- READING PASSAGE -
No that’s not the claim. It would absolutely make a difference to the FR at the eardrum. The point is that you’re still in the “sound helmet” listening condition regardless of the FR, and that’s a problem for direction-based sound field equalization. FR differences at the eardrum in this condition don’t gain the benefit of any other typical localization priming effects. This is also why projects like the OAE1 are somewhat novel and interesting. They’re precisely trying to break this condition and create the illusion of front-biased speaker timbre. It doesn’t really work… for most people who’ve heard it at least. But that’s why it’s an interesting concept.
Same thing with the HD 800, it’s what it’s doing to the FR that’s creating this effect - the illusion of spaciousness (and being acoustically very open).
But this actually works in my argument’s favor, or I think maybe you’ve misparsed it? The point of the exercise is not to suggest that “we can’t discern timbral differences from things behind us vs in front of us”, rather it’s to indicate that it doesn’t sound immediately weird, because of the priming. It’s an extreme example but it’s meant to illustrate the point. You then apply that same idea to front-biased sound fields of any kind when the directivity priming is removed, and that’s why it ends up sounding weird. TO be clear… likely not as weird as the timbre of FR from speakers behind you, but still unnatural. I actually think the OAE1 demonstrates exactly why this is a problem.
I want to note though, I am led to believe there are people who genuinely like the OAE1, even if most of us who reviewed it did not. Assuming it’s not for its bass to treble delta and actually for its treble timbre, it’s entirely possible that some people don’t hear FF or front-biased timbre as strange in the sound helmet condition. Maybe they are getting localization priming from auditory cues alone, and this is then reinterpreting the tone color accordingly.
Apple and others digitally simulate sound coming from a fixed location with IEMs and headphones, but it always sounds processed and constrained. There’s no transparency or nuance left.
Forced positioning and forced width date back several decades. It’ll be interesting to see whether modern computing can use raw horsepower to get around the artificiality. So far I haven’t heard anything great.

- DATA LINES -
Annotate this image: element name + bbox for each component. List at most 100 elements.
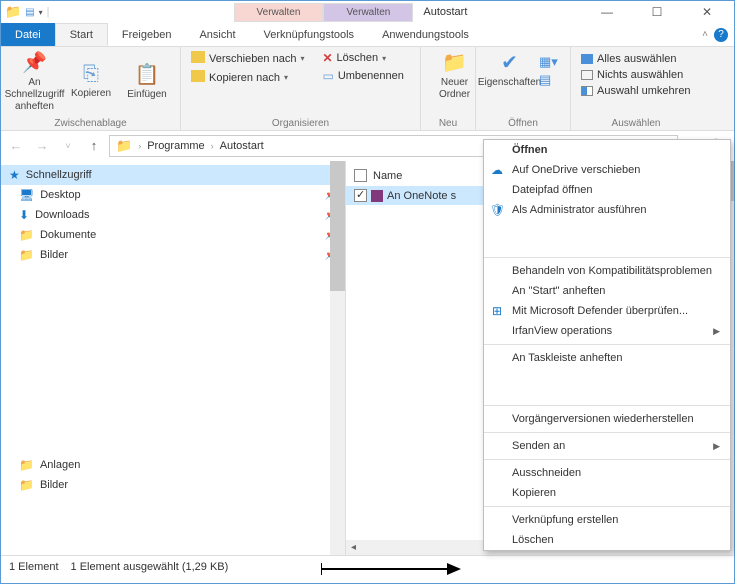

- EXERCISE DESCRIPTION -
Change "eardrum" to "ear canal" in the part of the headphone forum excerpt that opens with the words containing "No that’s not" and closes with "acoustically very open).", then give that part again. The listing is separate material and stands apart from the headphone forum excerpt.

- REPLY -
No that’s not the claim. It would absolutely make a difference to the FR at the ear canal. The point is that you’re still in the “sound helmet” listening condition regardless of the FR, and that’s a problem for direction-based sound field equalization. FR differences at the ear canal in this condition don’t gain the benefit of any other typical localization priming effects. This is also why projects like the OAE1 are somewhat novel and interesting. They’re precisely trying to break this condition and create the illusion of front-biased speaker timbre. It doesn’t really work… for most people who’ve heard it at least. But that’s why it’s an interesting concept.
Same thing with the HD 800, it’s what it’s doing to the FR that’s creating this effect - the illusion of spaciousness (and being acoustically very open).